## YOUR OBJECTIVE
Will you extract the entries word for word? Images should not appear in the copy.

DATA IN THIS EXERCISE start

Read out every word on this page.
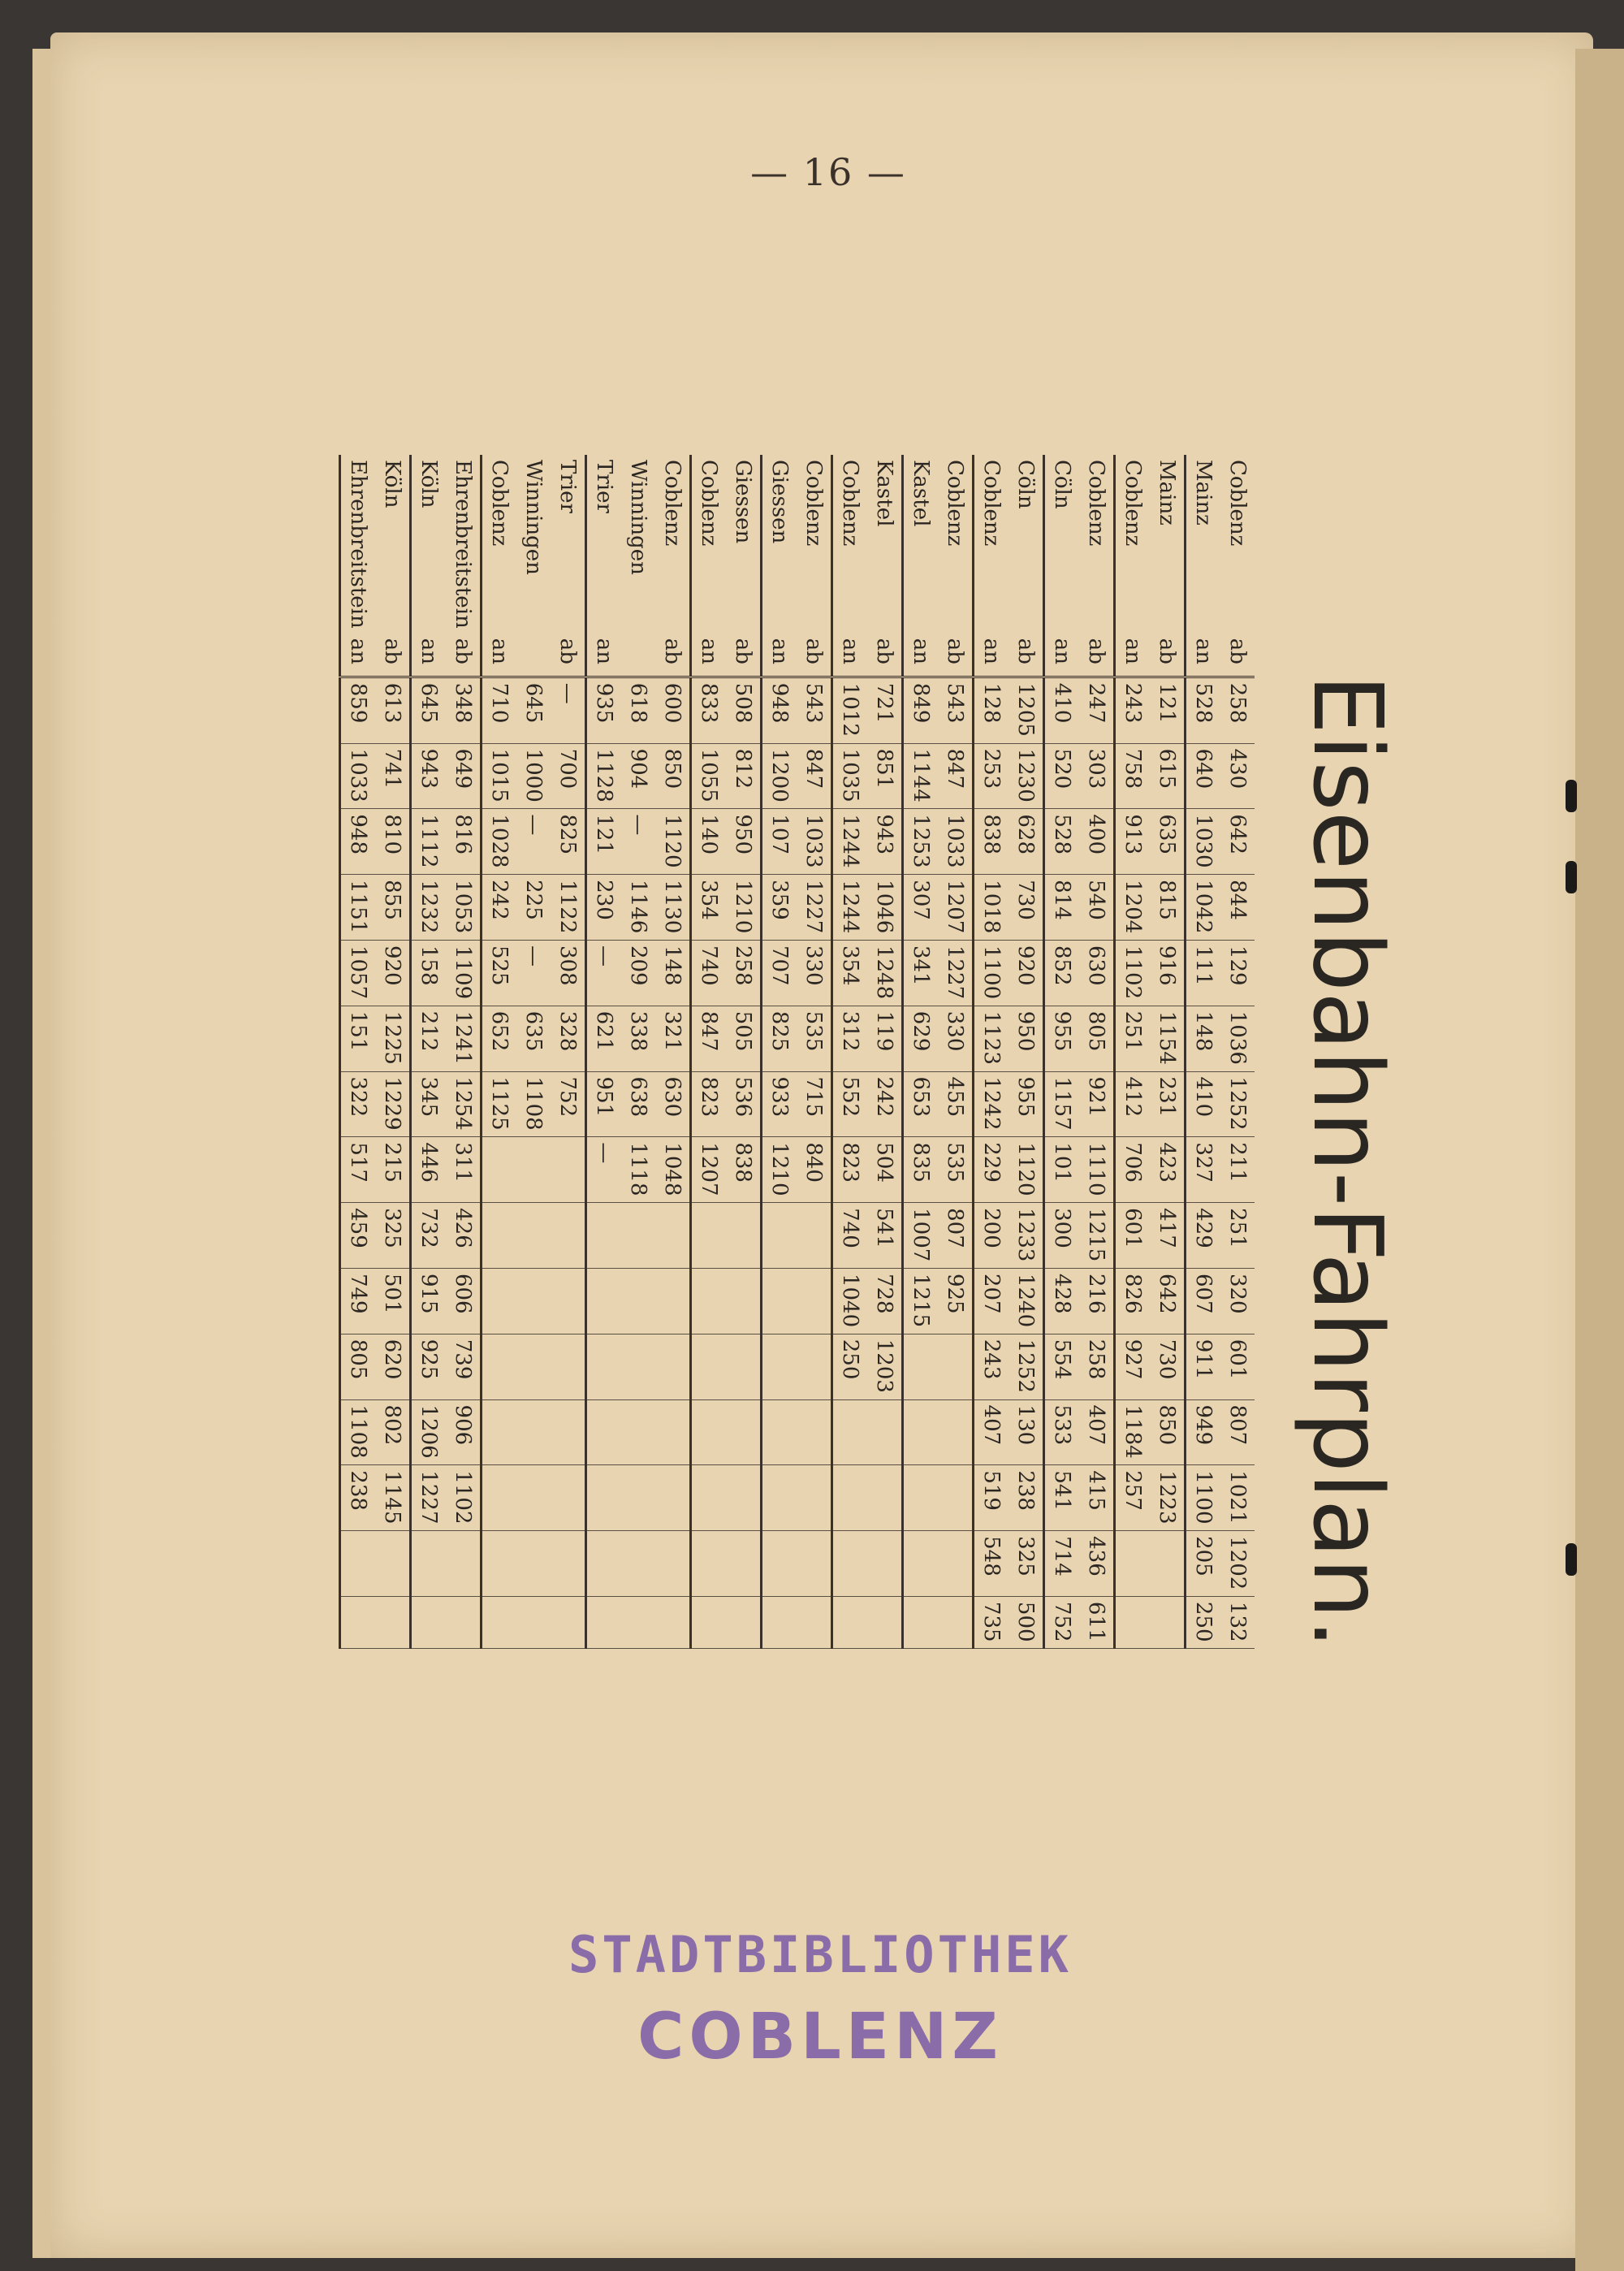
— 16 —
Eisenbahn-Fahrplan.
Coblenz	ab	258	430	642	844	129	1036	1252	211	251	320	601	807	1021	1202	132
Mainz	an	528	640	1030	1042	111	148	410	327	429	607	911	949	1100	205	250
Mainz	ab	121	615	635	815	916	1154	231	423	417	642	730	850	1223		
Coblenz	an	243	758	913	1204	1102	251	412	706	601	826	927	1184	257		
Coblenz	ab	247	303	400	540	630	805	921	1110	1215	216	258	407	415	436	611
Cöln	an	410	520	528	814	852	955	1157	101	300	428	554	533	541	714	752
Cöln	ab	1205	1230	628	730	920	950	955	1120	1233	1240	1252	130	238	325	500
Coblenz	an	128	253	838	1018	1100	1123	1242	229	200	207	243	407	519	548	735
Coblenz	ab	543	847	1033	1207	1227	330	455	535	807	925					
Kastel	an	849	1144	1253	307	341	629	653	835	1007	1215					
Kastel	ab	721	851	943	1046	1248	119	242	504	541	728	1203				
Coblenz	an	1012	1035	1244	1244	354	312	552	823	740	1040	250				
Coblenz	ab	543	847	1033	1227	330	535	715	840							
Giessen	an	948	1200	107	359	707	825	933	1210							
Giessen	ab	508	812	950	1210	258	505	536	838							
Coblenz	an	833	1055	140	354	740	847	823	1207							
Coblenz	ab	600	850	1120	1130	148	321	630	1048							
Winningen		618	904	—	1146	209	338	638	1118							
Trier	an	935	1128	121	230	—	621	951	—							
Trier	ab	—	700	825	1122	308	328	752								
Winningen		645	1000	—	225	—	635	1108								
Coblenz	an	710	1015	1028	242	525	652	1125								
Ehrenbreitstein	ab	348	649	816	1053	1109	1241	1254	311	426	606	739	906	1102		
Köln	an	645	943	1112	1232	158	212	345	446	732	915	925	1206	1227		
Köln	ab	613	741	810	855	920	1225	1229	215	325	501	620	802	1145		
Ehrenbreitstein	an	859	1033	948	1151	1057	151	322	517	459	749	805	1108	238		
STADTBIBLIOTHEK
COBLENZ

DATA IN THIS EXERCISE end

## WRITTEN REPLY
Read out every word on this page.
— 16 —
Eisenbahn-Fahrplan.
Coblenz	ab	258	430	642	844	129	1036	1252	211	251	320	601	807	1021	1202	132
Mainz	an	528	640	1030	1042	111	148	410	327	429	607	911	949	1100	205	250
Mainz	ab	121	615	635	815	916	1154	231	423	417	642	730	850	1223		
Coblenz	an	243	758	913	1204	1102	251	412	706	601	826	927	1184	257		
Coblenz	ab	247	303	400	540	630	805	921	1110	1215	216	258	407	415	436	611
Cöln	an	410	520	528	814	852	955	1157	101	300	428	554	533	541	714	752
Cöln	ab	1205	1230	628	730	920	950	955	1120	1233	1240	1252	130	238	325	500
Coblenz	an	128	253	838	1018	1100	1123	1242	229	200	207	243	407	519	548	735
Coblenz	ab	543	847	1033	1207	1227	330	455	535	807	925					
Kastel	an	849	1144	1253	307	341	629	653	835	1007	1215					
Kastel	ab	721	851	943	1046	1248	119	242	504	541	728	1203				
Coblenz	an	1012	1035	1244	1244	354	312	552	823	740	1040	250				
Coblenz	ab	543	847	1033	1227	330	535	715	840							
Giessen	an	948	1200	107	359	707	825	933	1210							
Giessen	ab	508	812	950	1210	258	505	536	838							
Coblenz	an	833	1055	140	354	740	847	823	1207							
Coblenz	ab	600	850	1120	1130	148	321	630	1048							
Winningen		618	904	—	1146	209	338	638	1118							
Trier	an	935	1128	121	230	—	621	951	—							
Trier	ab	—	700	825	1122	308	328	752								
Winningen		645	1000	—	225	—	635	1108								
Coblenz	an	710	1015	1028	242	525	652	1125								
Ehrenbreitstein	ab	348	649	816	1053	1109	1241	1254	311	426	606	739	906	1102		
Köln	an	645	943	1112	1232	158	212	345	446	732	915	925	1206	1227		
Köln	ab	613	741	810	855	920	1225	1229	215	325	501	620	802	1145		
Ehrenbreitstein	an	859	1033	948	1151	1057	151	322	517	459	749	805	1108	238		
STADTBIBLIOTHEK
COBLENZ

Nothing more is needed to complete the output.